**** PROVIDED DATA

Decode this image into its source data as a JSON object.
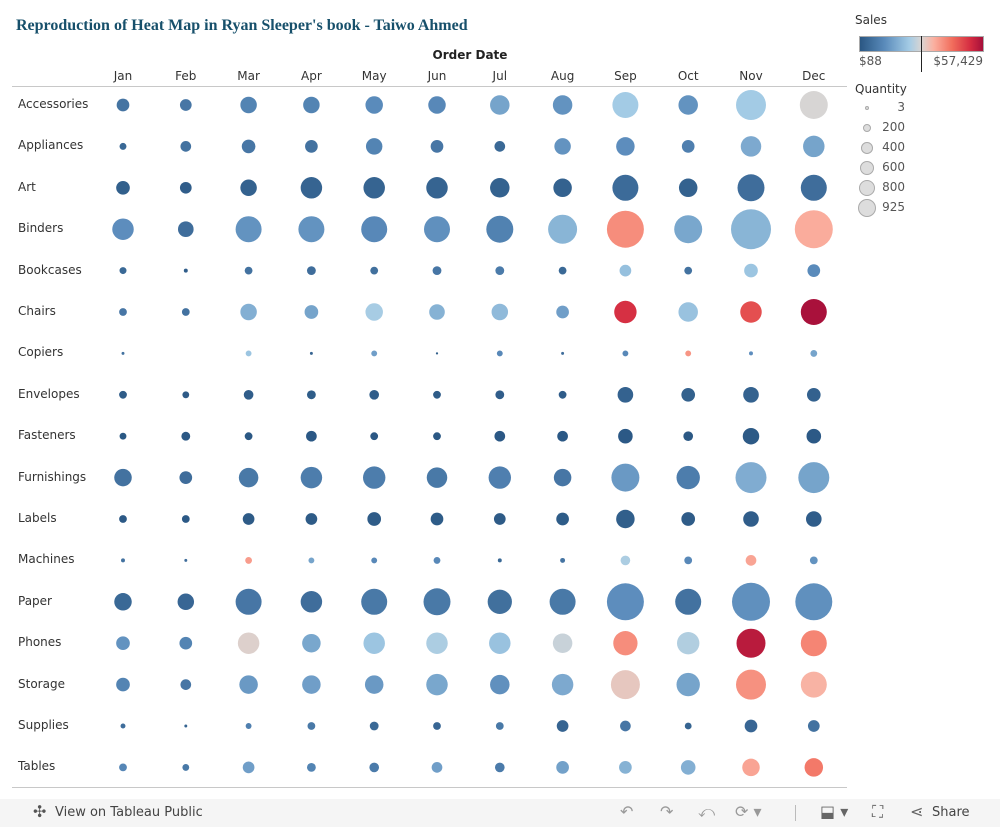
{
  "title": "Reproduction of Heat Map in Ryan Sleeper's book - Taiwo Ahmed",
  "legend": {
    "color_title": "Sales",
    "color_min": "$88",
    "color_max": "$57,429",
    "colors": {
      "low": "#2a5783",
      "mid_low": "#a3cbe5",
      "mid": "#d9d5d3",
      "mid_high": "#fbb0a0",
      "high": "#a50f3a"
    },
    "size_title": "Quantity",
    "size_items": [
      {
        "label": "3",
        "value": 3
      },
      {
        "label": "200",
        "value": 200
      },
      {
        "label": "400",
        "value": 400
      },
      {
        "label": "600",
        "value": 600
      },
      {
        "label": "800",
        "value": 800
      },
      {
        "label": "925",
        "value": 925
      }
    ]
  },
  "chart_data": {
    "type": "scatter",
    "subtype": "bubble heatmap",
    "xlabel": "Order Date",
    "x_categories": [
      "Jan",
      "Feb",
      "Mar",
      "Apr",
      "May",
      "Jun",
      "Jul",
      "Aug",
      "Sep",
      "Oct",
      "Nov",
      "Dec"
    ],
    "y_categories": [
      "Accessories",
      "Appliances",
      "Art",
      "Binders",
      "Bookcases",
      "Chairs",
      "Copiers",
      "Envelopes",
      "Fasteners",
      "Furnishings",
      "Labels",
      "Machines",
      "Paper",
      "Phones",
      "Storage",
      "Supplies",
      "Tables"
    ],
    "size_measure": "Quantity",
    "color_measure": "Sales",
    "color_range": [
      88,
      57429
    ],
    "size_range": [
      3,
      925
    ],
    "quantity": [
      [
        93,
        79,
        157,
        157,
        177,
        177,
        220,
        220,
        391,
        220,
        520,
        453
      ],
      [
        28,
        66,
        108,
        93,
        157,
        93,
        66,
        157,
        198,
        93,
        243,
        267
      ],
      [
        108,
        79,
        157,
        267,
        267,
        267,
        220,
        198,
        391,
        198,
        421,
        391
      ],
      [
        267,
        141,
        391,
        391,
        391,
        391,
        421,
        486,
        791,
        453,
        925,
        835
      ],
      [
        28,
        9,
        35,
        45,
        35,
        45,
        45,
        35,
        79,
        35,
        108,
        93
      ],
      [
        35,
        35,
        157,
        108,
        177,
        141,
        157,
        93,
        290,
        220,
        267,
        391
      ],
      [
        5,
        null,
        20,
        5,
        20,
        3,
        20,
        5,
        20,
        20,
        9,
        27
      ],
      [
        35,
        27,
        54,
        45,
        54,
        35,
        45,
        35,
        141,
        108,
        141,
        108
      ],
      [
        27,
        45,
        35,
        66,
        35,
        35,
        66,
        66,
        123,
        54,
        157,
        123
      ],
      [
        177,
        93,
        220,
        267,
        290,
        243,
        290,
        177,
        453,
        316,
        555,
        555
      ],
      [
        35,
        35,
        79,
        79,
        108,
        93,
        79,
        93,
        198,
        108,
        141,
        141
      ],
      [
        9,
        5,
        27,
        20,
        20,
        27,
        9,
        14,
        54,
        35,
        66,
        35
      ],
      [
        177,
        157,
        391,
        267,
        391,
        421,
        341,
        391,
        791,
        391,
        835,
        791
      ],
      [
        108,
        93,
        267,
        198,
        267,
        267,
        267,
        220,
        341,
        290,
        486,
        391
      ],
      [
        108,
        66,
        198,
        198,
        198,
        267,
        220,
        267,
        486,
        316,
        520,
        391
      ],
      [
        14,
        5,
        20,
        35,
        45,
        35,
        35,
        79,
        66,
        27,
        93,
        79
      ],
      [
        35,
        27,
        79,
        45,
        54,
        66,
        54,
        93,
        93,
        123,
        177,
        198
      ]
    ],
    "sales": [
      [
        6500,
        7000,
        10000,
        10000,
        11500,
        11000,
        16000,
        13000,
        23000,
        13000,
        23000,
        28500
      ],
      [
        4000,
        6000,
        7000,
        6000,
        10000,
        7000,
        4000,
        13000,
        12000,
        9000,
        17000,
        16000
      ],
      [
        2000,
        1500,
        2500,
        3000,
        3000,
        3000,
        2500,
        2500,
        4500,
        2500,
        5000,
        5000
      ],
      [
        12000,
        5000,
        13000,
        13000,
        11000,
        12500,
        9500,
        19000,
        39000,
        16500,
        19000,
        35000
      ],
      [
        4000,
        1500,
        6000,
        5000,
        5500,
        7000,
        8000,
        4000,
        21000,
        6000,
        22000,
        11500
      ],
      [
        7000,
        6000,
        18000,
        16000,
        23500,
        18500,
        20000,
        15000,
        51000,
        21500,
        47000,
        57000
      ],
      [
        6000,
        null,
        22000,
        3000,
        15000,
        2000,
        11000,
        5000,
        11000,
        38000,
        12000,
        16000
      ],
      [
        1200,
        1000,
        1500,
        1400,
        1500,
        1200,
        1500,
        1300,
        2500,
        2200,
        2500,
        2300
      ],
      [
        200,
        300,
        250,
        400,
        250,
        250,
        400,
        400,
        600,
        350,
        700,
        600
      ],
      [
        6000,
        5000,
        7500,
        8500,
        8500,
        7500,
        9000,
        7000,
        14000,
        8500,
        17500,
        16000
      ],
      [
        600,
        600,
        1000,
        1000,
        1200,
        1100,
        1000,
        1100,
        1800,
        1200,
        1500,
        1500
      ],
      [
        6000,
        5000,
        37000,
        16000,
        11000,
        11000,
        4000,
        6500,
        24000,
        11000,
        36000,
        13000
      ],
      [
        4000,
        3500,
        7000,
        5000,
        7500,
        7500,
        5500,
        7500,
        12000,
        6000,
        12500,
        12500
      ],
      [
        13000,
        10000,
        29500,
        16500,
        22000,
        24000,
        21500,
        27000,
        39000,
        24500,
        55000,
        40000
      ],
      [
        10000,
        7000,
        14000,
        15000,
        14000,
        16500,
        12500,
        17000,
        31000,
        16000,
        38500,
        34000
      ],
      [
        5000,
        3000,
        9000,
        7500,
        4000,
        3500,
        7500,
        3000,
        7000,
        3000,
        3500,
        6000
      ],
      [
        10500,
        7500,
        15000,
        10000,
        8000,
        15000,
        8000,
        15500,
        18500,
        18000,
        36000,
        41500
      ]
    ],
    "grid": false,
    "legend_placement": "right"
  },
  "footer": {
    "view_label": "View on Tableau Public",
    "share_label": "Share",
    "icons": [
      "tableau-logo",
      "undo",
      "redo",
      "revert",
      "refresh",
      "download",
      "fullscreen",
      "share"
    ]
  }
}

********

— WHAT TO DO —
Copy every record above exactly as written, but leave out the pictures.

— FINAL ANSWER —
Decode this image into its source data as a JSON object.
{
  "title": "Reproduction of Heat Map in Ryan Sleeper's book - Taiwo Ahmed",
  "legend": {
    "color_title": "Sales",
    "color_min": "$88",
    "color_max": "$57,429",
    "colors": {
      "low": "#2a5783",
      "mid_low": "#a3cbe5",
      "mid": "#d9d5d3",
      "mid_high": "#fbb0a0",
      "high": "#a50f3a"
    },
    "size_title": "Quantity",
    "size_items": [
      {
        "label": "3",
        "value": 3
      },
      {
        "label": "200",
        "value": 200
      },
      {
        "label": "400",
        "value": 400
      },
      {
        "label": "600",
        "value": 600
      },
      {
        "label": "800",
        "value": 800
      },
      {
        "label": "925",
        "value": 925
      }
    ]
  },
  "chart_data": {
    "type": "scatter",
    "subtype": "bubble heatmap",
    "xlabel": "Order Date",
    "x_categories": [
      "Jan",
      "Feb",
      "Mar",
      "Apr",
      "May",
      "Jun",
      "Jul",
      "Aug",
      "Sep",
      "Oct",
      "Nov",
      "Dec"
    ],
    "y_categories": [
      "Accessories",
      "Appliances",
      "Art",
      "Binders",
      "Bookcases",
      "Chairs",
      "Copiers",
      "Envelopes",
      "Fasteners",
      "Furnishings",
      "Labels",
      "Machines",
      "Paper",
      "Phones",
      "Storage",
      "Supplies",
      "Tables"
    ],
    "size_measure": "Quantity",
    "color_measure": "Sales",
    "color_range": [
      88,
      57429
    ],
    "size_range": [
      3,
      925
    ],
    "quantity": [
      [
        93,
        79,
        157,
        157,
        177,
        177,
        220,
        220,
        391,
        220,
        520,
        453
      ],
      [
        28,
        66,
        108,
        93,
        157,
        93,
        66,
        157,
        198,
        93,
        243,
        267
      ],
      [
        108,
        79,
        157,
        267,
        267,
        267,
        220,
        198,
        391,
        198,
        421,
        391
      ],
      [
        267,
        141,
        391,
        391,
        391,
        391,
        421,
        486,
        791,
        453,
        925,
        835
      ],
      [
        28,
        9,
        35,
        45,
        35,
        45,
        45,
        35,
        79,
        35,
        108,
        93
      ],
      [
        35,
        35,
        157,
        108,
        177,
        141,
        157,
        93,
        290,
        220,
        267,
        391
      ],
      [
        5,
        null,
        20,
        5,
        20,
        3,
        20,
        5,
        20,
        20,
        9,
        27
      ],
      [
        35,
        27,
        54,
        45,
        54,
        35,
        45,
        35,
        141,
        108,
        141,
        108
      ],
      [
        27,
        45,
        35,
        66,
        35,
        35,
        66,
        66,
        123,
        54,
        157,
        123
      ],
      [
        177,
        93,
        220,
        267,
        290,
        243,
        290,
        177,
        453,
        316,
        555,
        555
      ],
      [
        35,
        35,
        79,
        79,
        108,
        93,
        79,
        93,
        198,
        108,
        141,
        141
      ],
      [
        9,
        5,
        27,
        20,
        20,
        27,
        9,
        14,
        54,
        35,
        66,
        35
      ],
      [
        177,
        157,
        391,
        267,
        391,
        421,
        341,
        391,
        791,
        391,
        835,
        791
      ],
      [
        108,
        93,
        267,
        198,
        267,
        267,
        267,
        220,
        341,
        290,
        486,
        391
      ],
      [
        108,
        66,
        198,
        198,
        198,
        267,
        220,
        267,
        486,
        316,
        520,
        391
      ],
      [
        14,
        5,
        20,
        35,
        45,
        35,
        35,
        79,
        66,
        27,
        93,
        79
      ],
      [
        35,
        27,
        79,
        45,
        54,
        66,
        54,
        93,
        93,
        123,
        177,
        198
      ]
    ],
    "sales": [
      [
        6500,
        7000,
        10000,
        10000,
        11500,
        11000,
        16000,
        13000,
        23000,
        13000,
        23000,
        28500
      ],
      [
        4000,
        6000,
        7000,
        6000,
        10000,
        7000,
        4000,
        13000,
        12000,
        9000,
        17000,
        16000
      ],
      [
        2000,
        1500,
        2500,
        3000,
        3000,
        3000,
        2500,
        2500,
        4500,
        2500,
        5000,
        5000
      ],
      [
        12000,
        5000,
        13000,
        13000,
        11000,
        12500,
        9500,
        19000,
        39000,
        16500,
        19000,
        35000
      ],
      [
        4000,
        1500,
        6000,
        5000,
        5500,
        7000,
        8000,
        4000,
        21000,
        6000,
        22000,
        11500
      ],
      [
        7000,
        6000,
        18000,
        16000,
        23500,
        18500,
        20000,
        15000,
        51000,
        21500,
        47000,
        57000
      ],
      [
        6000,
        null,
        22000,
        3000,
        15000,
        2000,
        11000,
        5000,
        11000,
        38000,
        12000,
        16000
      ],
      [
        1200,
        1000,
        1500,
        1400,
        1500,
        1200,
        1500,
        1300,
        2500,
        2200,
        2500,
        2300
      ],
      [
        200,
        300,
        250,
        400,
        250,
        250,
        400,
        400,
        600,
        350,
        700,
        600
      ],
      [
        6000,
        5000,
        7500,
        8500,
        8500,
        7500,
        9000,
        7000,
        14000,
        8500,
        17500,
        16000
      ],
      [
        600,
        600,
        1000,
        1000,
        1200,
        1100,
        1000,
        1100,
        1800,
        1200,
        1500,
        1500
      ],
      [
        6000,
        5000,
        37000,
        16000,
        11000,
        11000,
        4000,
        6500,
        24000,
        11000,
        36000,
        13000
      ],
      [
        4000,
        3500,
        7000,
        5000,
        7500,
        7500,
        5500,
        7500,
        12000,
        6000,
        12500,
        12500
      ],
      [
        13000,
        10000,
        29500,
        16500,
        22000,
        24000,
        21500,
        27000,
        39000,
        24500,
        55000,
        40000
      ],
      [
        10000,
        7000,
        14000,
        15000,
        14000,
        16500,
        12500,
        17000,
        31000,
        16000,
        38500,
        34000
      ],
      [
        5000,
        3000,
        9000,
        7500,
        4000,
        3500,
        7500,
        3000,
        7000,
        3000,
        3500,
        6000
      ],
      [
        10500,
        7500,
        15000,
        10000,
        8000,
        15000,
        8000,
        15500,
        18500,
        18000,
        36000,
        41500
      ]
    ],
    "grid": false,
    "legend_placement": "right"
  },
  "footer": {
    "view_label": "View on Tableau Public",
    "share_label": "Share",
    "icons": [
      "tableau-logo",
      "undo",
      "redo",
      "revert",
      "refresh",
      "download",
      "fullscreen",
      "share"
    ]
  }
}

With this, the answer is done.